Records
** Begin **

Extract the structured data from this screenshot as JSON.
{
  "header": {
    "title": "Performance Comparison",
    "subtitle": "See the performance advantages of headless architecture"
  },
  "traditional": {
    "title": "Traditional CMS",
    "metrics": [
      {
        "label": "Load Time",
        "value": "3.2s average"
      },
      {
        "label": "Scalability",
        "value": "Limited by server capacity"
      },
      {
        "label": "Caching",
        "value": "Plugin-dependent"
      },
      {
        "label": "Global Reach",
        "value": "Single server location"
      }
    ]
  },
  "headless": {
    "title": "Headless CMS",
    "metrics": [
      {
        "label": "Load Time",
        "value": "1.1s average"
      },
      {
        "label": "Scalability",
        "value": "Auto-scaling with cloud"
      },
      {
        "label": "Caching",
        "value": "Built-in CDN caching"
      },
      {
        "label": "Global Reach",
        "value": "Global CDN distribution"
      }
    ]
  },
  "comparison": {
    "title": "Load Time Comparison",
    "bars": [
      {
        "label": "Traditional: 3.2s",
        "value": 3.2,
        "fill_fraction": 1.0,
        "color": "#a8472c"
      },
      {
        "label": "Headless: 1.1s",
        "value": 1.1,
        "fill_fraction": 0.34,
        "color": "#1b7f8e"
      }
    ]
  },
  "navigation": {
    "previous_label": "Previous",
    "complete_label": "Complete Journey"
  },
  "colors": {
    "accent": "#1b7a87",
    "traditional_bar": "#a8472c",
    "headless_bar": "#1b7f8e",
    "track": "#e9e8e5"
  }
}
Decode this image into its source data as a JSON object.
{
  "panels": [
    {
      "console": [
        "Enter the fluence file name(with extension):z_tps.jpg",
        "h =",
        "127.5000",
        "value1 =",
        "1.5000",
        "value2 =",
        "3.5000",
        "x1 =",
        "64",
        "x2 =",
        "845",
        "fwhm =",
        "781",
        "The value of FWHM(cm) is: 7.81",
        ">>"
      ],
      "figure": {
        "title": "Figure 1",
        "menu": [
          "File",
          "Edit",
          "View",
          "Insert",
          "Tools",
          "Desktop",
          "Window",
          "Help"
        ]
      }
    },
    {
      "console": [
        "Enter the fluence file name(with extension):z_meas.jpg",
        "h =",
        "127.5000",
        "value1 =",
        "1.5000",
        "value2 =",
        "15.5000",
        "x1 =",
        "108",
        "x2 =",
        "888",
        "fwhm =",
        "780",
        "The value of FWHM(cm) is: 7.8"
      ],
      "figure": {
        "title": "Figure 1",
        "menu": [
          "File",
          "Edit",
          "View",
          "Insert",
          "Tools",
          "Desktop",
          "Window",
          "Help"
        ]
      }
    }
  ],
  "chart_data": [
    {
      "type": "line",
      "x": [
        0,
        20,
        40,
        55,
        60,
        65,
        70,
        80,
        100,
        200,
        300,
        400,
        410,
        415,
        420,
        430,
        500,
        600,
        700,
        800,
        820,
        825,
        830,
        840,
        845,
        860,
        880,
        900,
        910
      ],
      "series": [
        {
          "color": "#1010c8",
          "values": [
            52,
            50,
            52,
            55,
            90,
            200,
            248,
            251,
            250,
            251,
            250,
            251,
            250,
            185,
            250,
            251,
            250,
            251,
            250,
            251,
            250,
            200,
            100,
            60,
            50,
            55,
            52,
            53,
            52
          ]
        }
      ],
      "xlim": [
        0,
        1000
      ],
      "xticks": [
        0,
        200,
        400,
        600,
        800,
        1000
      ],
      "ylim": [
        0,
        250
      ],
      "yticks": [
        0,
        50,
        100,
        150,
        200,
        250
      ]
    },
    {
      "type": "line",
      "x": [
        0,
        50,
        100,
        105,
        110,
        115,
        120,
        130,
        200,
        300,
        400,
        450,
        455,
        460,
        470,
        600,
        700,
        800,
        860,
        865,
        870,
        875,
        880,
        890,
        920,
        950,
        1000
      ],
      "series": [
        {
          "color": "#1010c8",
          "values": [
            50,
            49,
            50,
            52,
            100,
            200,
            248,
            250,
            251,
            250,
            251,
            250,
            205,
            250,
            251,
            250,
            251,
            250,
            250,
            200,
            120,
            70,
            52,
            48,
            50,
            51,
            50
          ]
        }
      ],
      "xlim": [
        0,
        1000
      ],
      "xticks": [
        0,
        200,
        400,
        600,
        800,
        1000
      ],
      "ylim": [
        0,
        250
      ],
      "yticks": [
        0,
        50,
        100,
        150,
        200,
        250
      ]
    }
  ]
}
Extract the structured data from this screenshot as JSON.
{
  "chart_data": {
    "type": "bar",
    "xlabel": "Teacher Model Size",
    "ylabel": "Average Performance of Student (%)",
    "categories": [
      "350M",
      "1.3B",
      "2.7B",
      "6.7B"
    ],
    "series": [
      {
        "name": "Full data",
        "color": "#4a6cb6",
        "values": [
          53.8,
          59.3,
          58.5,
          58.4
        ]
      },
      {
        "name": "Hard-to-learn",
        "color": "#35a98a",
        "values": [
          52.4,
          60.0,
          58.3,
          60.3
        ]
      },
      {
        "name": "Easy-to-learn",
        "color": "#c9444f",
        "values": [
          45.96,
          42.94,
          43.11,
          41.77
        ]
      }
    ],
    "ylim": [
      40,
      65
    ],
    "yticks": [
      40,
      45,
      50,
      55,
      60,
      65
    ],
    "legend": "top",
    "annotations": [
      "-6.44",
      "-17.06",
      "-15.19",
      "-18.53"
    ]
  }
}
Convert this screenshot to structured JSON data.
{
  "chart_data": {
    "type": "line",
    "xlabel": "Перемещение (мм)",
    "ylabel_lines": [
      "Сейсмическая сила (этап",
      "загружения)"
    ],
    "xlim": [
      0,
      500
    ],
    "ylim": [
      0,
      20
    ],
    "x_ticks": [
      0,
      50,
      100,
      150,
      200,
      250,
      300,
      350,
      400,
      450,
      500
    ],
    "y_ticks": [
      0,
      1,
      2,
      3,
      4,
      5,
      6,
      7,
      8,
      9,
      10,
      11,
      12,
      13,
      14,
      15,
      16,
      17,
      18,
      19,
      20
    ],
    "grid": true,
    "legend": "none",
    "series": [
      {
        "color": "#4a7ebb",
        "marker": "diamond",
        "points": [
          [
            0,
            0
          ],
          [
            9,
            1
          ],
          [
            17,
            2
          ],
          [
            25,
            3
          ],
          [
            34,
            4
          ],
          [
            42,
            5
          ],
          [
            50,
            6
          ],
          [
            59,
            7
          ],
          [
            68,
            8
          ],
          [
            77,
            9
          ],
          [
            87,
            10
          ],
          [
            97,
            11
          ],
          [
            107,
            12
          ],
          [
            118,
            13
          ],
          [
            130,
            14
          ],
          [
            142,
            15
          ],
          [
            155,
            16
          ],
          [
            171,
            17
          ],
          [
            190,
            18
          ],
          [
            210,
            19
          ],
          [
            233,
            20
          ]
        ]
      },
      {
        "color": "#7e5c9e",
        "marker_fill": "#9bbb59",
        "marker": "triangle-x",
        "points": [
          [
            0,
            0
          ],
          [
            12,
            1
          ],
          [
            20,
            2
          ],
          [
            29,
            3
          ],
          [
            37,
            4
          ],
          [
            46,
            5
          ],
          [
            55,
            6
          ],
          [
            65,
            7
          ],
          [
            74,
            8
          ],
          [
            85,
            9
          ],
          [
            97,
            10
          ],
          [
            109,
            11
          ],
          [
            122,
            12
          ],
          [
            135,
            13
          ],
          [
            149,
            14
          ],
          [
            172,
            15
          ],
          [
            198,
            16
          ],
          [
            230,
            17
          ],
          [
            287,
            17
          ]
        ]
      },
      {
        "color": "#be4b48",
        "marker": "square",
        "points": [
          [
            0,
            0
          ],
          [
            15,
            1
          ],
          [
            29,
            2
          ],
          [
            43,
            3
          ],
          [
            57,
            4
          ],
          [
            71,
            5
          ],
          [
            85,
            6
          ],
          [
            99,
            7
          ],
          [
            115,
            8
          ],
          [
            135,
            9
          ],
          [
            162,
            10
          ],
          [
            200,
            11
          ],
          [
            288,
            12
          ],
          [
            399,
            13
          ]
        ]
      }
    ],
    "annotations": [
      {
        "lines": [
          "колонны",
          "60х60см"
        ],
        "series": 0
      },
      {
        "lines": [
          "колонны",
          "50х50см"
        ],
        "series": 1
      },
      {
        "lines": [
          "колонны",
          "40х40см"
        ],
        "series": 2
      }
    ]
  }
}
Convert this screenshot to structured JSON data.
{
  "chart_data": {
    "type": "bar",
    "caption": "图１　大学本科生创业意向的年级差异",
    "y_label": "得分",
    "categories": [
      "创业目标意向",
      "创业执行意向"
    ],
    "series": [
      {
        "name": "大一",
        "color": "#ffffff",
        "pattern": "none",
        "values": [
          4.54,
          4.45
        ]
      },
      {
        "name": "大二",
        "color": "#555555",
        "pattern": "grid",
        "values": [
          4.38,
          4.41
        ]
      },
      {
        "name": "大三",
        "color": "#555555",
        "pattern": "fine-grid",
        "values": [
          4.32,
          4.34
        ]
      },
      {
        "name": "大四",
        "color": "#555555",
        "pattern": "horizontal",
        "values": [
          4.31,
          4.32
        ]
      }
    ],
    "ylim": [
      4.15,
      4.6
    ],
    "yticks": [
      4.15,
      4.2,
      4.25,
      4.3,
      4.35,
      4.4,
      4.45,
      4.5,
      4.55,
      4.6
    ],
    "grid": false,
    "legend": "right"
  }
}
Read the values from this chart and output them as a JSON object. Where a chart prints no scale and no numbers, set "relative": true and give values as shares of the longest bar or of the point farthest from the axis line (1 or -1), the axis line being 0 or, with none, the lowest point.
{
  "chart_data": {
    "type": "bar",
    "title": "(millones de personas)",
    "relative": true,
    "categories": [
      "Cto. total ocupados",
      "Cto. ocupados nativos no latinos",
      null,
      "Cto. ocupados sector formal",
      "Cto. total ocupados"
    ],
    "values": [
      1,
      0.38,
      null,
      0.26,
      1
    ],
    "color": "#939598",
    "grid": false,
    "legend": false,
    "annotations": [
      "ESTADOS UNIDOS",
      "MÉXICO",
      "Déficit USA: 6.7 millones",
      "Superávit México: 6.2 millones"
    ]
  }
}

** End **

- [DIRECTION]
Reproduce each line of the entries in which the word "Enter" is found.

- [TASK RESULT]
        "Enter the fluence file name(with extension):z_tps.jpg",
        "Enter the fluence file name(with extension):z_meas.jpg",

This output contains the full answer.